### Task details
Check each line of the material. Copy those containing "稳定后断开开关".

::::::::

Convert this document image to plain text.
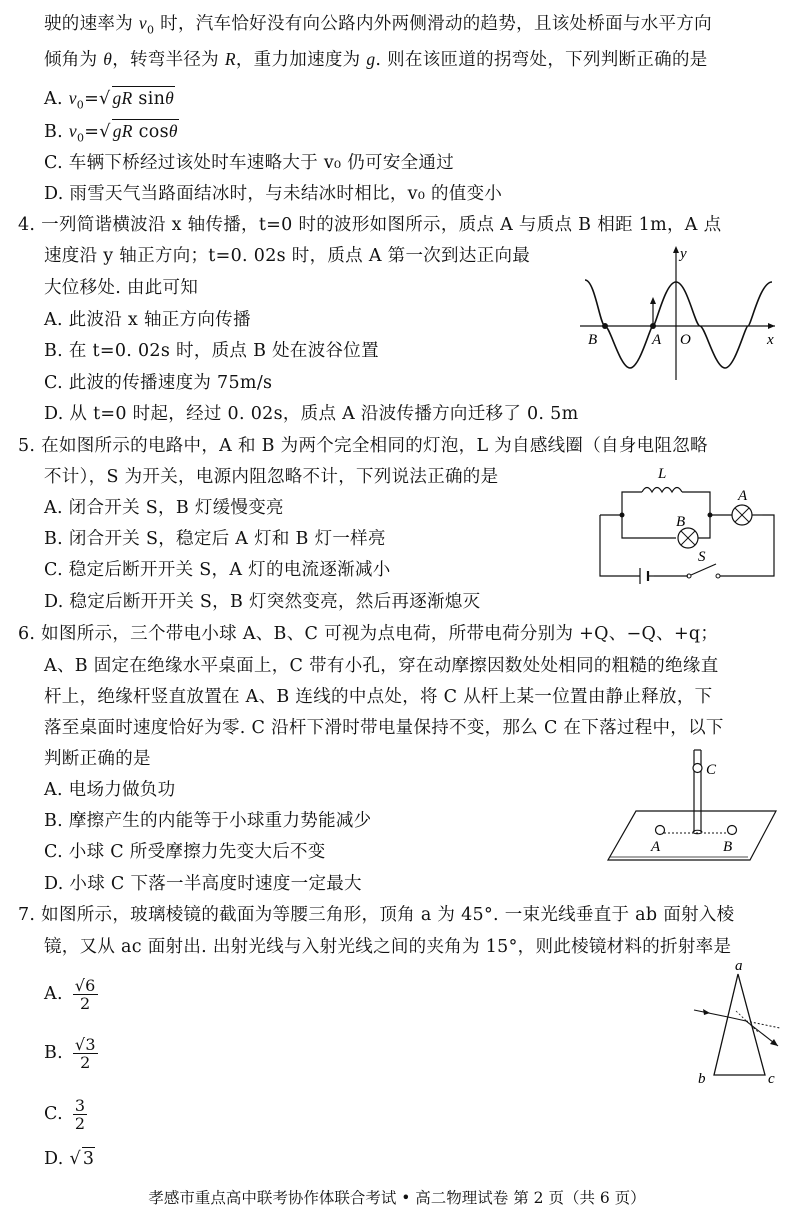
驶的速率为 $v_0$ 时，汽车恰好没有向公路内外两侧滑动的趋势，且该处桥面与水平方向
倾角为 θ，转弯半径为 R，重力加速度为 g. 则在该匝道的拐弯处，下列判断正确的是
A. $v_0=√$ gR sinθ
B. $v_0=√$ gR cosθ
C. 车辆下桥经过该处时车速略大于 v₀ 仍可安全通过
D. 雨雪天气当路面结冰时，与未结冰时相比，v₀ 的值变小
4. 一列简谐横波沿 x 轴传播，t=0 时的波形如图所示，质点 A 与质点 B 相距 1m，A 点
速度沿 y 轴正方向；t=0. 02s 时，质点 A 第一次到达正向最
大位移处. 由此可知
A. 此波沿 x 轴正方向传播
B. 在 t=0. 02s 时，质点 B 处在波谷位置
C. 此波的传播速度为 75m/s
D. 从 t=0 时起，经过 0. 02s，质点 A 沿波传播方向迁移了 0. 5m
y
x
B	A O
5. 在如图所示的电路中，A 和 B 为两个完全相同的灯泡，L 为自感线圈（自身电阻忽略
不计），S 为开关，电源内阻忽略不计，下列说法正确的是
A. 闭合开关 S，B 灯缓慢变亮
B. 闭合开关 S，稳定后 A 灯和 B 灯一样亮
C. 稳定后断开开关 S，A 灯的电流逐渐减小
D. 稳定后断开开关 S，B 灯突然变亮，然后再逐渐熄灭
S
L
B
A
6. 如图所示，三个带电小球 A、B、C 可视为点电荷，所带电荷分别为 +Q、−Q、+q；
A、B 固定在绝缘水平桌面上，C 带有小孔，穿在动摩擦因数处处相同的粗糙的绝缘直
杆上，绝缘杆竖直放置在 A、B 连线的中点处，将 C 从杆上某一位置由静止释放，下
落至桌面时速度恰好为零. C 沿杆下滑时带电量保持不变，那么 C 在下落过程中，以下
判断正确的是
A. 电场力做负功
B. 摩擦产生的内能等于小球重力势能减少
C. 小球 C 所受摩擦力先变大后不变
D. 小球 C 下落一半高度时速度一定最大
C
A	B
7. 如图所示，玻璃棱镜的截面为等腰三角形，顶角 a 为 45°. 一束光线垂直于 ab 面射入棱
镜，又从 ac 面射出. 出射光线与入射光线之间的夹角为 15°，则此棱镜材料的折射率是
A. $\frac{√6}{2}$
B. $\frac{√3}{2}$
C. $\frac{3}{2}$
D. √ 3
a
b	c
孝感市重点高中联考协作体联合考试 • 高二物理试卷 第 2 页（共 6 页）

::::::::

### Exercise response
C. 稳定后断开开关 S，A 灯的电流逐渐减小
D. 稳定后断开开关 S，B 灯突然变亮，然后再逐渐熄灭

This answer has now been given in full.